● **PROBLEMS**:
1. In the Farser library text, what is the name of the catch-all token type the formula lexer uses for everything it does not specifically recognize?
2. Carry on the Farser library text from the point where it stops.

● **SOURCE PASSAGE**:
#####
The library is further open to define your custom tokens and lex/parse any type of boolean formula.

There are two main components to Farser

  • The Lexer - creates tokens from a String representation of a (DRG) formula
  • The Descent Parser - creates an Abstract Syntax Tree of boolean logic from the lexer tokens
    • Can be used to evaluate the boolean formula and interact with the evaluation
    • Can be used to iterate through the tree and print its representation

Limitations:

This library has its limitations. It can lex any desired string with minimal setup (it simply splits the string to lex based on space delimiters), but building the AST has more limitations depending on the current state of this library implementation. The currently known limitations are:

  • Two operators next to each other are not possible. The formula is expected to alternate operand and operator
    • for example in COUNT > 0, COUNT has to be an operand (a "variable" which will get substituted with some value) and it can not be an operator (an implementation of TokenType)
  • It does not recognize any functions/operators with parameters
    • for example, List(1, 2, 3) will not build a proper AST

Formula Lexer

The formula lexer simply splits a formula into well-defined elements (tokens). It recognizes specific token types (defined as enum constants) and has a catch-all type called ATOM for everything else.

To implement your own tokens and lexer, see "Implement your own Lexer".

Drg Formula Lexer

The main lexer is the DrgFormulaLexer - this lexer will convert an HIS DRG formula to a list of lexer tokens (see example below)

DRG Formula: A | (~PFX:someValue & ~otherValue) & aFunction(param1, param2)

Processing this as DRG formula

    List<DrgLexerToken> lexed = DrgFormulaLexer.lex("... your formula ...");

will result in a list of DrgLexerToken with the following:

  1. DrgFormulaToken.ATOM, value = "A"
  2. DrgFormulaToken.OR, value = "|"
  3. DrgFormulaToken.LPAREN, value = "("
  4. DrgFormulaToken.NOT, value = "~"
  5. DrgFormulaToken.ATOM, value = "someValue", prefix = "PFX"
  6. DrgFormulaToken.AND, value = "&"
  7. DrgFormulaToken.NOT, value = "~"
  8. DrgFormulaToken.ATOM, value = "otherValue"
  9. DrgFormulaToken.RPAREN, value = ")"
  10. DrgFormulaToken.AND, value = "&"
#####
● **DATA EXCERPTS**:
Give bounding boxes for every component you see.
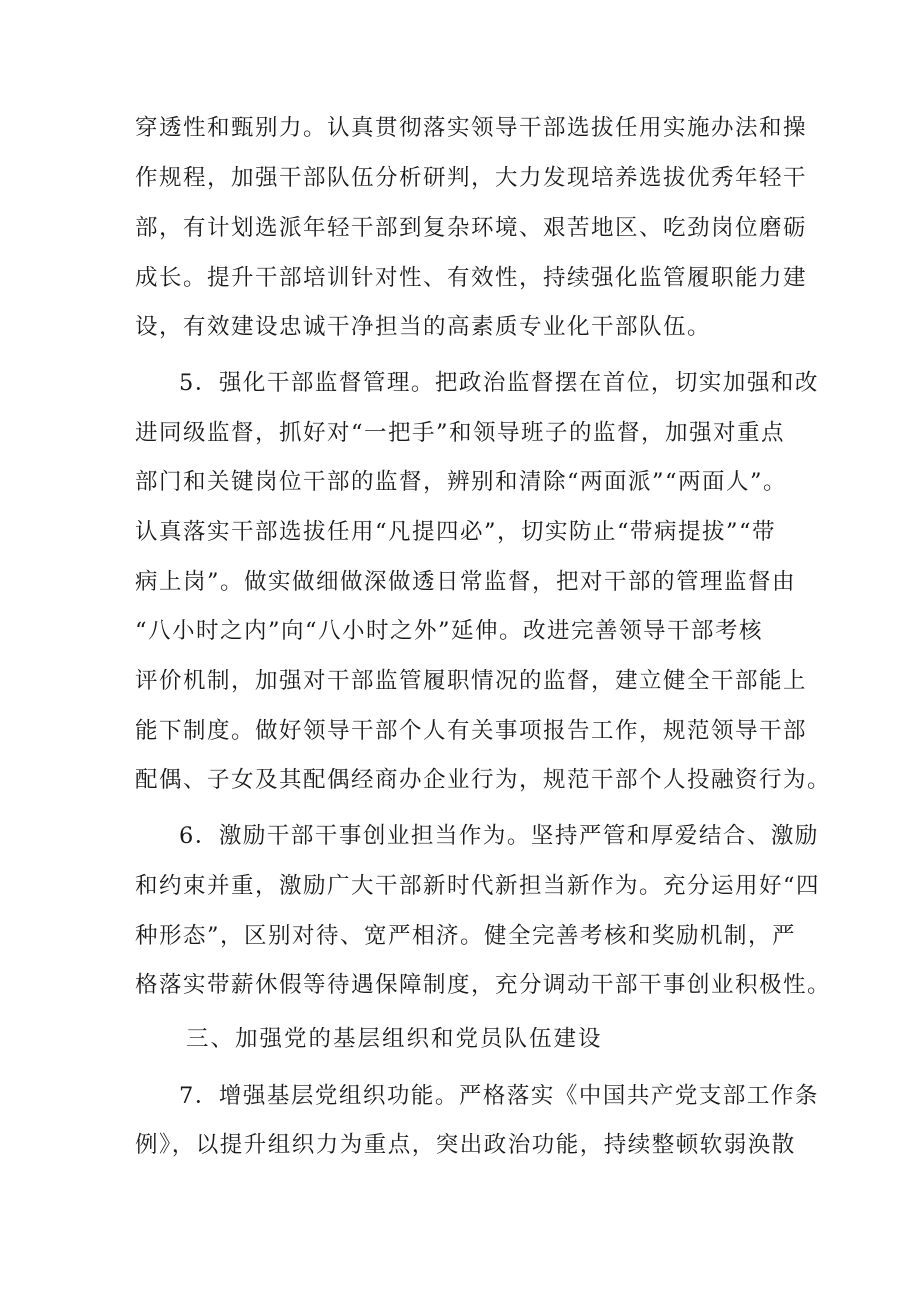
text-line: 评价机制，加强对干部监管履职情况的监督，建立健全干部能上 bbox=[135, 668, 808, 694]
text-line: 进同级监督，抓好对“一把手”和领导班子的监督，加强对重点 bbox=[135, 420, 786, 446]
text-line: 部，有计划选派年轻干部到复杂环境、艰苦地区、吃劲岗位磨砺 bbox=[135, 215, 808, 241]
text-line: 认真落实干部选拔任用“凡提四必”，切实防止“带病提拔”“带 bbox=[135, 519, 777, 545]
text-line: “八小时之内”向“八小时之外”延伸。改进完善领导干部考核 bbox=[135, 618, 764, 644]
paragraph-first-line: 5．强化干部监督管理。把政治监督摆在首位，切实加强和改 bbox=[179, 370, 819, 396]
paragraph-first-line: 6．激励干部干事创业担当作为。坚持严管和厚爱结合、激励 bbox=[179, 823, 819, 849]
section-heading-text: 三、加强党的基层组织和党员队伍建设 bbox=[186, 1026, 603, 1052]
text-line: 设，有效建设忠诚干净担当的高素质专业化干部队伍。 bbox=[135, 314, 712, 340]
text-line: 病上岗”。做实做细做深做透日常监督，把对干部的管理监督由 bbox=[135, 569, 797, 595]
text-line: 配偶、子女及其配偶经商办企业行为，规范干部个人投融资行为。 bbox=[135, 767, 832, 793]
text-line: 格落实带薪休假等待遇保障制度，充分调动干部干事创业积极性。 bbox=[135, 972, 832, 998]
text-line: 和约束并重，激励广大干部新时代新担当新作为。充分运用好“四 bbox=[135, 873, 821, 899]
text-line: 能下制度。做好领导干部个人有关事项报告工作，规范领导干部 bbox=[135, 718, 808, 744]
text-line: 作规程，加强干部队伍分析研判，大力发现培养选拔优秀年轻干 bbox=[135, 165, 808, 191]
text-line: 部门和关键岗位干部的监督，辨别和清除“两面派”“两面人”。 bbox=[135, 469, 788, 495]
paragraph-first-line: 7．增强基层党组织功能。严格落实《中国共产党支部工作条 bbox=[179, 1083, 819, 1109]
text-line: 穿透性和甄别力。认真贯彻落实领导干部选拔任用实施办法和操 bbox=[135, 115, 808, 141]
text-line: 成长。提升干部培训针对性、有效性，持续强化监管履职能力建 bbox=[135, 265, 808, 291]
text-line: 例》，以提升组织力为重点，突出政治功能，持续整顿软弱涣散 bbox=[135, 1132, 796, 1158]
text-line: 种形态”，区别对待、宽严相济。健全完善考核和奖励机制，严 bbox=[135, 923, 797, 949]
#####
● **TASK RESULTS**:
1. ATOM

2.
  11. DrgFormulaToken.ATOM, value = "aFunction"
  12. DrgFormulaToken.LPAREN, value = "("
  13. DrgFormulaToken.ATOM, value = "param1"
  14. DrgFormulaToken.COMMA, value = ","
  15. DrgFormulaToken.ATOM, value = "param2"
  16. DrgFormulaToken.RPAREN, value = ")"

The lexer tokens on their own do not provide much utility, however combined with other logic can be very useful.

  • with the lexed tokens it is much easier to programmatically determine the order of operations (or nesting of parentheses).
  • if you are uninterested in certain parts of the DRG formula you can ignore certain token types and only extract the information you are interested in.
  • you can save the tokens to a database rather than the DRG formula string, this enables better, more advanced querying possibilities.
  • you can build an AST using the lexer tokens and "evaluate" the formula (See Descent Parser documentation below)

All tokens are defined in DrgFormulaToken.

  • "(" - Left parenthesis
  • ")" - Right parenthesis
  • "&" - Logical and
  • "|" - Logical or
  • "~" - Logical not
  • ATOM - Anything that is not a token symbol from above

In addition to splitting a DRG formula into tokens, DrgLexerToken also supports a prefix for any ATOM tokens. If it finds a string separated by a colon ":" it splits this into a value, and a prefix (e.g. "PFX:val" is split into prefix "PFX" and value "val").


The Descent Parser

The DescentParser can take an Iterator of type DrgFormulaTokens and build an Abstract Syntax Tree, which can then be used to "evaluate" the expression against a list of operands. The AST contains the boolean logic of the formula and can evaluate a given list of operands to see if the operands would evaluate to true or false.

For a generic implementation which can produce an AST of your custom token types, see AstDescentParser. The implementation needed for it is described here.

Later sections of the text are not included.